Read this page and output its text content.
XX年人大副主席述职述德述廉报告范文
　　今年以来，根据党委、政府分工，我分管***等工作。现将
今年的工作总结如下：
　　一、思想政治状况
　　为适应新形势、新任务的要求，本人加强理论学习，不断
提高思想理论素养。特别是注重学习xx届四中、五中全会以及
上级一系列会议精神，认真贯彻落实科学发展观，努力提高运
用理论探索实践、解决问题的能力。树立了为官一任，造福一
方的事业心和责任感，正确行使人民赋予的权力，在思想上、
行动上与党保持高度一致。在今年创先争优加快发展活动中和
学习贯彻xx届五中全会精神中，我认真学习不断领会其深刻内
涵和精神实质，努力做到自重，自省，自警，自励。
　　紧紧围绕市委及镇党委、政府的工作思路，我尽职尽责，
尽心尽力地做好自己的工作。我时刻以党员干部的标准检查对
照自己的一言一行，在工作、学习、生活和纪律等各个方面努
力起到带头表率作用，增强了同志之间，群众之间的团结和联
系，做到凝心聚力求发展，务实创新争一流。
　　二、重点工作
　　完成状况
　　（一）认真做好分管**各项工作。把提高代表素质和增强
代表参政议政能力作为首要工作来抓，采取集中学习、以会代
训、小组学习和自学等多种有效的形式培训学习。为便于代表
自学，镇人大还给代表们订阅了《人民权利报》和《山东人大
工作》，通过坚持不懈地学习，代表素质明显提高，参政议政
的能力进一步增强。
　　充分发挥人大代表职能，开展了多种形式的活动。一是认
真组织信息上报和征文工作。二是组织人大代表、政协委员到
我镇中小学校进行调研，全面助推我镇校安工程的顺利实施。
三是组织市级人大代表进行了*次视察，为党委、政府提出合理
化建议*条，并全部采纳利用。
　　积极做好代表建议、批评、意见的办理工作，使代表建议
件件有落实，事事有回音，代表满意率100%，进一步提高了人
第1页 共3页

# # # # # # #

## Task instructions:
Write out every line of the records exactly.

## Response to this exercise:
Read this page and output its text content.
XX年人大副主席述职述德述廉报告范文
　　今年以来，根据党委、政府分工，我分管***等工作。现将
今年的工作总结如下：
　　一、思想政治状况
　　为适应新形势、新任务的要求，本人加强理论学习，不断
提高思想理论素养。特别是注重学习xx届四中、五中全会以及
上级一系列会议精神，认真贯彻落实科学发展观，努力提高运
用理论探索实践、解决问题的能力。树立了为官一任，造福一
方的事业心和责任感，正确行使人民赋予的权力，在思想上、
行动上与党保持高度一致。在今年创先争优加快发展活动中和
学习贯彻xx届五中全会精神中，我认真学习不断领会其深刻内
涵和精神实质，努力做到自重，自省，自警，自励。
　　紧紧围绕市委及镇党委、政府的工作思路，我尽职尽责，
尽心尽力地做好自己的工作。我时刻以党员干部的标准检查对
照自己的一言一行，在工作、学习、生活和纪律等各个方面努
力起到带头表率作用，增强了同志之间，群众之间的团结和联
系，做到凝心聚力求发展，务实创新争一流。
　　二、重点工作
　　完成状况
　　（一）认真做好分管**各项工作。把提高代表素质和增强
代表参政议政能力作为首要工作来抓，采取集中学习、以会代
训、小组学习和自学等多种有效的形式培训学习。为便于代表
自学，镇人大还给代表们订阅了《人民权利报》和《山东人大
工作》，通过坚持不懈地学习，代表素质明显提高，参政议政
的能力进一步增强。
　　充分发挥人大代表职能，开展了多种形式的活动。一是认
真组织信息上报和征文工作。二是组织人大代表、政协委员到
我镇中小学校进行调研，全面助推我镇校安工程的顺利实施。
三是组织市级人大代表进行了*次视察，为党委、政府提出合理
化建议*条，并全部采纳利用。
　　积极做好代表建议、批评、意见的办理工作，使代表建议
件件有落实，事事有回音，代表满意率100%，进一步提高了人
第1页 共3页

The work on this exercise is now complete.